# AIM OF THE TASK:
Copy out all lines with the word "luminaires" in them.

# MATERIAL PROVIDED:
>> Start

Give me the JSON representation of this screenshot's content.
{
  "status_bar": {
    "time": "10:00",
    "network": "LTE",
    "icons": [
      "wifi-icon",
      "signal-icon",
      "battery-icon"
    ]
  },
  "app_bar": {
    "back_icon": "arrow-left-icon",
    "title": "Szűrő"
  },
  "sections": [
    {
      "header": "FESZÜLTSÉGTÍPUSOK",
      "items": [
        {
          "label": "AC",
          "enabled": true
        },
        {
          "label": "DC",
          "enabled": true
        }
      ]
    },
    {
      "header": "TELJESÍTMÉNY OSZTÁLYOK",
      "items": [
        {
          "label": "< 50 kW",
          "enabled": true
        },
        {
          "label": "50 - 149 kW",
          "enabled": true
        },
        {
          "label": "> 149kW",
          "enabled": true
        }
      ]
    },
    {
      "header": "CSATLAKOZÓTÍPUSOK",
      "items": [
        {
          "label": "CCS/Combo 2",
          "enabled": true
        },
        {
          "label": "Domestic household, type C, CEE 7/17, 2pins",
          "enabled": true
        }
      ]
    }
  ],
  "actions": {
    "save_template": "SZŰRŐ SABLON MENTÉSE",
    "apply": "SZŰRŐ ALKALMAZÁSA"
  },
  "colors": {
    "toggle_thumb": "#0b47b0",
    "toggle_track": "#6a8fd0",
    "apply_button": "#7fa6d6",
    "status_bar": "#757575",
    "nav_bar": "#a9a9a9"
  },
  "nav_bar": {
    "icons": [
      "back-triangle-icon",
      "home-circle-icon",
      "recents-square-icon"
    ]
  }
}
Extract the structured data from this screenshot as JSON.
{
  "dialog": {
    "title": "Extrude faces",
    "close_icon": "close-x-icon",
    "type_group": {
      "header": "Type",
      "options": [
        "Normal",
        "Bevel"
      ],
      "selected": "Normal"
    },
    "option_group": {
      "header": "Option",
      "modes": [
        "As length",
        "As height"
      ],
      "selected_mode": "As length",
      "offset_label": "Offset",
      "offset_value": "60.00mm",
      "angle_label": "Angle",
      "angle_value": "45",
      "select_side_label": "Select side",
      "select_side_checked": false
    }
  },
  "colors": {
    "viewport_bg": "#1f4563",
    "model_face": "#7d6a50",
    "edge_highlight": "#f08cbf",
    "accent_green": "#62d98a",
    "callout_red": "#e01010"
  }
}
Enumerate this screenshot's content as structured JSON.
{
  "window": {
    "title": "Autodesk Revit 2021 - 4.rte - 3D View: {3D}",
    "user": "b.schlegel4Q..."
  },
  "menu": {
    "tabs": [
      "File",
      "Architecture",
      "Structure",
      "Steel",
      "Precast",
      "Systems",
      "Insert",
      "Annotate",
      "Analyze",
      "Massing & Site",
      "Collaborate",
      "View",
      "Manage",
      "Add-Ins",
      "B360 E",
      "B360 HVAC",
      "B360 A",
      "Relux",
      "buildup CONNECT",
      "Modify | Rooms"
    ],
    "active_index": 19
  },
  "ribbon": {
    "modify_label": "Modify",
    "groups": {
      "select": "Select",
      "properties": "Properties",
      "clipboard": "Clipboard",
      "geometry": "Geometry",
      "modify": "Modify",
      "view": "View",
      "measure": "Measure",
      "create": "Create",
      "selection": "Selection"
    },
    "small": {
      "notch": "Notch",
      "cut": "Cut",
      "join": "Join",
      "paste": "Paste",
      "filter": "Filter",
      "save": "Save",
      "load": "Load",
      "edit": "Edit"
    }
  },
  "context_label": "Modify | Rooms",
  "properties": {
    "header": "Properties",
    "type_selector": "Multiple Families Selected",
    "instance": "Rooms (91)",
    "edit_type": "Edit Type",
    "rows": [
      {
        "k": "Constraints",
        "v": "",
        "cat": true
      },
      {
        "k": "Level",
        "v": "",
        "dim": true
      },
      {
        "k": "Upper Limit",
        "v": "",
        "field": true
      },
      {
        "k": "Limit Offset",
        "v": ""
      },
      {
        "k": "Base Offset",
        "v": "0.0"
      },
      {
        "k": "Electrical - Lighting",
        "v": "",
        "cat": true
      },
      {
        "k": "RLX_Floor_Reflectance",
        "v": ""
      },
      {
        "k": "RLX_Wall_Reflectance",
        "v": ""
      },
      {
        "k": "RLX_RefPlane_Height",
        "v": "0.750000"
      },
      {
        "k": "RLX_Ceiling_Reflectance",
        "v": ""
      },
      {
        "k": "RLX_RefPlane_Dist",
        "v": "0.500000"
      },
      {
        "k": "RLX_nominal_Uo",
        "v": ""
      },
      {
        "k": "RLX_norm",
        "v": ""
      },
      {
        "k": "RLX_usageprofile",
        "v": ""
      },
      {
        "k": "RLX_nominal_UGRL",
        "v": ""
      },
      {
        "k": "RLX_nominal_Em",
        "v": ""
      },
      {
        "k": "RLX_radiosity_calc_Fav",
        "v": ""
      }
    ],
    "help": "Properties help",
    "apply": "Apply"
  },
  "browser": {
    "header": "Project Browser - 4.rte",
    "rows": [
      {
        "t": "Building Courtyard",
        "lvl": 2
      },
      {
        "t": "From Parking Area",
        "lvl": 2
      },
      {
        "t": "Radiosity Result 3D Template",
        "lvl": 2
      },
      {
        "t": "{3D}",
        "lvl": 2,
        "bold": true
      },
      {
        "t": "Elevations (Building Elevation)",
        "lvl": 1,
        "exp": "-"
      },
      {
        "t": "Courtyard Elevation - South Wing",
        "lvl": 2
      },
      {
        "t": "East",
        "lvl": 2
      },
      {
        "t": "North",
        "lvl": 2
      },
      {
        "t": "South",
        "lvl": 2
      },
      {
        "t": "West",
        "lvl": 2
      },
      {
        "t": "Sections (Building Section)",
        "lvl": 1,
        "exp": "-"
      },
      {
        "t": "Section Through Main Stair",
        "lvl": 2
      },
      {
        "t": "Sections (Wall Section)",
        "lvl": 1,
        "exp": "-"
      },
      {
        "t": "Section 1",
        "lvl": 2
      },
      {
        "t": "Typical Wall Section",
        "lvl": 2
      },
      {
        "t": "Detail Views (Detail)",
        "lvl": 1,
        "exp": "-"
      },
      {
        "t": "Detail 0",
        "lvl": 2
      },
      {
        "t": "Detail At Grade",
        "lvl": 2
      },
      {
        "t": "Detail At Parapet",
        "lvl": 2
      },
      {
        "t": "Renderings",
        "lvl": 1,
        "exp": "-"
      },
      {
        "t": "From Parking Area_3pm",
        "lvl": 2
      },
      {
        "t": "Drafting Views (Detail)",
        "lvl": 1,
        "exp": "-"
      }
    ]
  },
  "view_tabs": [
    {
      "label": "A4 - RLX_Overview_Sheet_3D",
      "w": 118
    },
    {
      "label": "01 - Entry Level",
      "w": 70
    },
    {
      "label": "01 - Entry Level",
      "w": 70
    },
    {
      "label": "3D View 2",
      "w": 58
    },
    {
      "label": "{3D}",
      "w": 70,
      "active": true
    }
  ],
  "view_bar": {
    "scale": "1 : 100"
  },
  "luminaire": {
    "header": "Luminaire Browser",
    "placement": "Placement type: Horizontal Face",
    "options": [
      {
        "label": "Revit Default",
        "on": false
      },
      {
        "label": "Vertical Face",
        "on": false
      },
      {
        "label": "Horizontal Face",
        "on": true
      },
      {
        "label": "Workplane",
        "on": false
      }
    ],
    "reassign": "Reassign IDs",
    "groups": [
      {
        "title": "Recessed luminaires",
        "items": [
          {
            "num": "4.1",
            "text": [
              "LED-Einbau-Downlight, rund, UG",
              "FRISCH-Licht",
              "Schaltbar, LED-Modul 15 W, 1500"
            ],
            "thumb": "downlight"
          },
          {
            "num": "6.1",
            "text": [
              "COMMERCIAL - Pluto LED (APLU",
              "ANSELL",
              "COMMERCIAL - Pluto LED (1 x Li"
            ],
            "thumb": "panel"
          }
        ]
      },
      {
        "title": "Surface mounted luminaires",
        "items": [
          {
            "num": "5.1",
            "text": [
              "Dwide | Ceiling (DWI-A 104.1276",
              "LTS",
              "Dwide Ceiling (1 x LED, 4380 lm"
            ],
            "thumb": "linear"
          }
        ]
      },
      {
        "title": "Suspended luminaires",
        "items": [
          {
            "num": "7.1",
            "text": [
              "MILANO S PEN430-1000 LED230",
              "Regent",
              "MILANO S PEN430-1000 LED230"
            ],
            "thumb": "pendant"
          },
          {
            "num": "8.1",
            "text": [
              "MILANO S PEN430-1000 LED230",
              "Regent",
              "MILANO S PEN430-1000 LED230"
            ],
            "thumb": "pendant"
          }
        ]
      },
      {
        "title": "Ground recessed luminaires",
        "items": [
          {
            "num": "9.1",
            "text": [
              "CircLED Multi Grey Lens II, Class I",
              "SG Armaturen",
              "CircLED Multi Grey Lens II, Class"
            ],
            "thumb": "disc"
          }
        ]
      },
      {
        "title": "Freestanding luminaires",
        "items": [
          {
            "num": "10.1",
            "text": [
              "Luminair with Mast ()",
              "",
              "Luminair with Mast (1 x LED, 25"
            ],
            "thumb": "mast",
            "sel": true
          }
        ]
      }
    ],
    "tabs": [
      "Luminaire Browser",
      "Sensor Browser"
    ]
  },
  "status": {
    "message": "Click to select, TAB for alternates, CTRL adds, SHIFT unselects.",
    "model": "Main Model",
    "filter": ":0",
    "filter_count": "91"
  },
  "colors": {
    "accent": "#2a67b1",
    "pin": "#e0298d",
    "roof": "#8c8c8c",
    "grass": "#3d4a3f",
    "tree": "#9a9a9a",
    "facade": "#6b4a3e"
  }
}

>> End

# SOLVED EXERCISE:
        "title": "Recessed luminaires",
        "title": "Surface mounted luminaires",
        "title": "Suspended luminaires",
        "title": "Ground recessed luminaires",
        "title": "Freestanding luminaires",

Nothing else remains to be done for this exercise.